>>>

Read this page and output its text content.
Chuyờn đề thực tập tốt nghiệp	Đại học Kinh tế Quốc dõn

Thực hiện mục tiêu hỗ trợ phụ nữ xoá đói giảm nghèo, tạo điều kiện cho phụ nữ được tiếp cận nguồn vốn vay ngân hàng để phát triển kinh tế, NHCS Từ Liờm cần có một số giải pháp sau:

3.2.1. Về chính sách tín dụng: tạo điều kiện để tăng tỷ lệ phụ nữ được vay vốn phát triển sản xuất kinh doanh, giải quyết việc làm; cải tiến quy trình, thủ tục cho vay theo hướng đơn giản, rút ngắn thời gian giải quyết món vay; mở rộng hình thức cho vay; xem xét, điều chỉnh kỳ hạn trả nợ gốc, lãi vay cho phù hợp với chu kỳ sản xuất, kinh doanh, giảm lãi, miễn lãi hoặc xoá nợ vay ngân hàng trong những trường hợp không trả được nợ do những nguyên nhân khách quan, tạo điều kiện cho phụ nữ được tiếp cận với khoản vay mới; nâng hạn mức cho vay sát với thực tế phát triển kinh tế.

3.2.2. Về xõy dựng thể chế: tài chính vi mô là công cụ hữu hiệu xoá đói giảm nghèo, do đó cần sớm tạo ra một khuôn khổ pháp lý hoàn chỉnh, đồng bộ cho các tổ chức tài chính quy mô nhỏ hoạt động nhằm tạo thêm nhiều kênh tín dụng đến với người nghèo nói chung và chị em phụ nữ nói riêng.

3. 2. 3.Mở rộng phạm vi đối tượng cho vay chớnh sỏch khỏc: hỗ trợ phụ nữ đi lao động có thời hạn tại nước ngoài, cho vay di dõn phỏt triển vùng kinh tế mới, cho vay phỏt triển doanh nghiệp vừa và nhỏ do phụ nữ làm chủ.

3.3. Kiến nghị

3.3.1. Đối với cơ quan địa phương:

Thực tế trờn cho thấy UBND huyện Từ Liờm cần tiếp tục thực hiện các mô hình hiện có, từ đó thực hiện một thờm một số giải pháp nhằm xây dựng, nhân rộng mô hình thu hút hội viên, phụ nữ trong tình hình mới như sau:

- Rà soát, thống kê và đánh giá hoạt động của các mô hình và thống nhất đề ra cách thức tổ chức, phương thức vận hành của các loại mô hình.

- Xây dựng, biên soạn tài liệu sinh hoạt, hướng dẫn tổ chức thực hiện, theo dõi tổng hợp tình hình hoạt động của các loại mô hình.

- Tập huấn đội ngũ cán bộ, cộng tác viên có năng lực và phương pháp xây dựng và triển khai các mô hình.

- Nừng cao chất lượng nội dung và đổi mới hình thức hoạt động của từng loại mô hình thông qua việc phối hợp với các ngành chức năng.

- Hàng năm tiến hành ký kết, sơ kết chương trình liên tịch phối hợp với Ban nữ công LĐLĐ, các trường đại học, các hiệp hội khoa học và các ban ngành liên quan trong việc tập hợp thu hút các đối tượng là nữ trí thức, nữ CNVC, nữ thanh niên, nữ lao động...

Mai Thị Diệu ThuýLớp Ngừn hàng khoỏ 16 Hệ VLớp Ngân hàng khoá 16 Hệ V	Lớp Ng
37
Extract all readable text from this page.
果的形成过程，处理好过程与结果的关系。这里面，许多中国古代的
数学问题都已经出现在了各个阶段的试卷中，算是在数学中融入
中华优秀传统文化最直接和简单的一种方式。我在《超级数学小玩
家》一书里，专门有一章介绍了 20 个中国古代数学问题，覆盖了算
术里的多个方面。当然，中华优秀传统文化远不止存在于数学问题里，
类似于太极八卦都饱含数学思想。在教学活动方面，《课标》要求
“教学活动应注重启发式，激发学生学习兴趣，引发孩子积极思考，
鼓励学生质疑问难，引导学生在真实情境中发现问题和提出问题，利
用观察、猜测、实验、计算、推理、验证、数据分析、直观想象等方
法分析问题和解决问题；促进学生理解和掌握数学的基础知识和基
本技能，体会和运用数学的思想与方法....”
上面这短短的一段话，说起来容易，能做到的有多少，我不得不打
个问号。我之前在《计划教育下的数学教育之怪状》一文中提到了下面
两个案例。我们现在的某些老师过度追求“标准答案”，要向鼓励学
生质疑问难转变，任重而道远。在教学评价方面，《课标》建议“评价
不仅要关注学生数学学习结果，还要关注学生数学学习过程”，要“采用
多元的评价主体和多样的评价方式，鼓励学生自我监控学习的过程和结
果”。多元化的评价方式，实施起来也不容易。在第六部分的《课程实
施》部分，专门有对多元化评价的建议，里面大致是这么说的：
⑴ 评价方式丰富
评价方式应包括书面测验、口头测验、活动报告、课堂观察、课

<<<

## TASK DETAILS
Write out every record shown above, word for word.

## ANSWER TO THE EXERCISE
Read this page and output its text content.
Chuyờn đề thực tập tốt nghiệp	Đại học Kinh tế Quốc dõn

Thực hiện mục tiêu hỗ trợ phụ nữ xoá đói giảm nghèo, tạo điều kiện cho phụ nữ được tiếp cận nguồn vốn vay ngân hàng để phát triển kinh tế, NHCS Từ Liờm cần có một số giải pháp sau:

3.2.1. Về chính sách tín dụng: tạo điều kiện để tăng tỷ lệ phụ nữ được vay vốn phát triển sản xuất kinh doanh, giải quyết việc làm; cải tiến quy trình, thủ tục cho vay theo hướng đơn giản, rút ngắn thời gian giải quyết món vay; mở rộng hình thức cho vay; xem xét, điều chỉnh kỳ hạn trả nợ gốc, lãi vay cho phù hợp với chu kỳ sản xuất, kinh doanh, giảm lãi, miễn lãi hoặc xoá nợ vay ngân hàng trong những trường hợp không trả được nợ do những nguyên nhân khách quan, tạo điều kiện cho phụ nữ được tiếp cận với khoản vay mới; nâng hạn mức cho vay sát với thực tế phát triển kinh tế.

3.2.2. Về xõy dựng thể chế: tài chính vi mô là công cụ hữu hiệu xoá đói giảm nghèo, do đó cần sớm tạo ra một khuôn khổ pháp lý hoàn chỉnh, đồng bộ cho các tổ chức tài chính quy mô nhỏ hoạt động nhằm tạo thêm nhiều kênh tín dụng đến với người nghèo nói chung và chị em phụ nữ nói riêng.

3. 2. 3.Mở rộng phạm vi đối tượng cho vay chớnh sỏch khỏc: hỗ trợ phụ nữ đi lao động có thời hạn tại nước ngoài, cho vay di dõn phỏt triển vùng kinh tế mới, cho vay phỏt triển doanh nghiệp vừa và nhỏ do phụ nữ làm chủ.

3.3. Kiến nghị

3.3.1. Đối với cơ quan địa phương:

Thực tế trờn cho thấy UBND huyện Từ Liờm cần tiếp tục thực hiện các mô hình hiện có, từ đó thực hiện một thờm một số giải pháp nhằm xây dựng, nhân rộng mô hình thu hút hội viên, phụ nữ trong tình hình mới như sau:

- Rà soát, thống kê và đánh giá hoạt động của các mô hình và thống nhất đề ra cách thức tổ chức, phương thức vận hành của các loại mô hình.

- Xây dựng, biên soạn tài liệu sinh hoạt, hướng dẫn tổ chức thực hiện, theo dõi tổng hợp tình hình hoạt động của các loại mô hình.

- Tập huấn đội ngũ cán bộ, cộng tác viên có năng lực và phương pháp xây dựng và triển khai các mô hình.

- Nừng cao chất lượng nội dung và đổi mới hình thức hoạt động của từng loại mô hình thông qua việc phối hợp với các ngành chức năng.

- Hàng năm tiến hành ký kết, sơ kết chương trình liên tịch phối hợp với Ban nữ công LĐLĐ, các trường đại học, các hiệp hội khoa học và các ban ngành liên quan trong việc tập hợp thu hút các đối tượng là nữ trí thức, nữ CNVC, nữ thanh niên, nữ lao động...

Mai Thị Diệu ThuýLớp Ngừn hàng khoỏ 16 Hệ VLớp Ngân hàng khoá 16 Hệ V	Lớp Ng
37
Extract all readable text from this page.
果的形成过程，处理好过程与结果的关系。这里面，许多中国古代的
数学问题都已经出现在了各个阶段的试卷中，算是在数学中融入
中华优秀传统文化最直接和简单的一种方式。我在《超级数学小玩
家》一书里，专门有一章介绍了 20 个中国古代数学问题，覆盖了算
术里的多个方面。当然，中华优秀传统文化远不止存在于数学问题里，
类似于太极八卦都饱含数学思想。在教学活动方面，《课标》要求
“教学活动应注重启发式，激发学生学习兴趣，引发孩子积极思考，
鼓励学生质疑问难，引导学生在真实情境中发现问题和提出问题，利
用观察、猜测、实验、计算、推理、验证、数据分析、直观想象等方
法分析问题和解决问题；促进学生理解和掌握数学的基础知识和基
本技能，体会和运用数学的思想与方法....”
上面这短短的一段话，说起来容易，能做到的有多少，我不得不打
个问号。我之前在《计划教育下的数学教育之怪状》一文中提到了下面
两个案例。我们现在的某些老师过度追求“标准答案”，要向鼓励学
生质疑问难转变，任重而道远。在教学评价方面，《课标》建议“评价
不仅要关注学生数学学习结果，还要关注学生数学学习过程”，要“采用
多元的评价主体和多样的评价方式，鼓励学生自我监控学习的过程和结
果”。多元化的评价方式，实施起来也不容易。在第六部分的《课程实
施》部分，专门有对多元化评价的建议，里面大致是这么说的：
⑴ 评价方式丰富
评价方式应包括书面测验、口头测验、活动报告、课堂观察、课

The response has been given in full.